- _Source records_:
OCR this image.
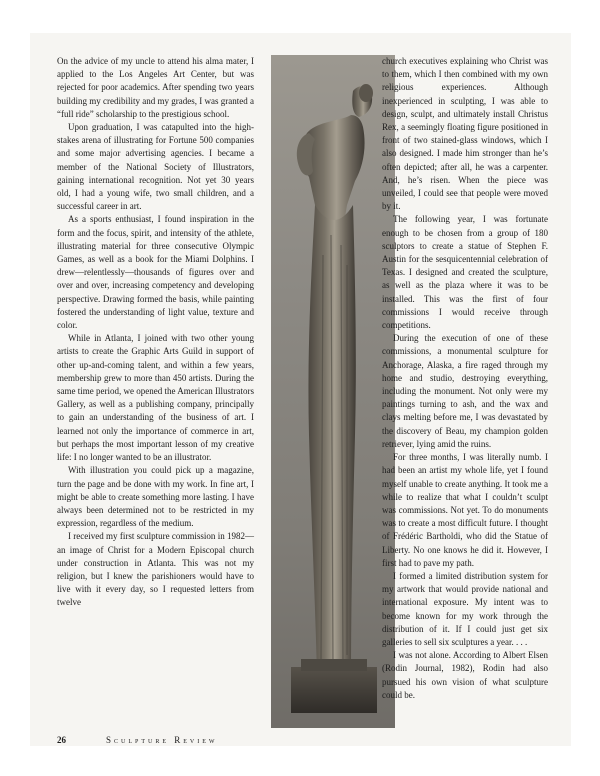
On the advice of my uncle to attend his alma mater, I applied to the Los Angeles Art Center, but was rejected for poor academics. After spending two years building my credibility and my grades, I was granted a “full ride” scholarship to the prestigious school.

Upon graduation, I was catapulted into the high-stakes arena of illustrating for Fortune 500 companies and some major advertising agencies. I became a member of the National Society of Illustrators, gaining international recognition. Not yet 30 years old, I had a young wife, two small children, and a successful career in art.

As a sports enthusiast, I found inspiration in the form and the focus, spirit, and intensity of the athlete, illustrating material for three consecutive Olympic Games, as well as a book for the Miami Dolphins. I drew—relentlessly—thousands of figures over and over and over, increasing competency and developing perspective. Drawing formed the basis, while painting fostered the understanding of light value, texture and color.

While in Atlanta, I joined with two other young artists to create the Graphic Arts Guild in support of other up-and-coming talent, and within a few years, membership grew to more than 450 artists. During the same time period, we opened the American Illustrators Gallery, as well as a publishing company, principally to gain an understanding of the business of art. I learned not only the importance of commerce in art, but perhaps the most important lesson of my creative life: I no longer wanted to be an illustrator.

With illustration you could pick up a magazine, turn the page and be done with my work. In fine art, I might be able to create something more lasting. I have always been determined not to be restricted in my expression, regardless of the medium.

I received my first sculpture commission in 1982—an image of Christ for a Modern Episcopal church under construction in Atlanta. This was not my religion, but I knew the parishioners would have to live with it every day, so I requested letters from twelve

church executives explaining who Christ was to them, which I then combined with my own religious experiences. Although inexperienced in sculpting, I was able to design, sculpt, and ultimately install Christus Rex, a seemingly floating figure positioned in front of two stained-glass windows, which I also designed. I made him stronger than he’s often depicted; after all, he was a carpenter. And, he’s risen. When the piece was unveiled, I could see that people were moved by it.

The following year, I was fortunate enough to be chosen from a group of 180 sculptors to create a statue of Stephen F. Austin for the sesquicentennial celebration of Texas. I designed and created the sculpture, as well as the plaza where it was to be installed. This was the first of four commissions I would receive through competitions.

During the execution of one of these commissions, a monumental sculpture for Anchorage, Alaska, a fire raged through my home and studio, destroying everything, including the monument. Not only were my paintings turning to ash, and the wax and clays melting before me, I was devastated by the discovery of Beau, my champion golden retriever, lying amid the ruins.

For three months, I was literally numb. I had been an artist my whole life, yet I found myself unable to create anything. It took me a while to realize that what I couldn’t sculpt was commissions. Not yet. To do monuments was to create a most difficult future. I thought of Frédéric Bartholdi, who did the Statue of Liberty. No one knows he did it. However, I first had to pave my path.

I formed a limited distribution system for my artwork that would provide national and international exposure. My intent was to become known for my work through the distribution of it. If I could just get six galleries to sell six sculptures a year. . . .

I was not alone. According to Albert Elsen (Rodin Journal, 1982), Rodin had also pursued his own vision of what sculpture could be.

26	Sculpture Review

- _Instruction_:
Scan the listing above for the word "image" and copy every line that holds it.

- _Written reply_:
OCR this image.
I received my first sculpture commission in 1982—an image of Christ for a Modern Episcopal church under construction in Atlanta. This was not my religion, but I knew the parishioners would have to live with it every day, so I requested letters from twelve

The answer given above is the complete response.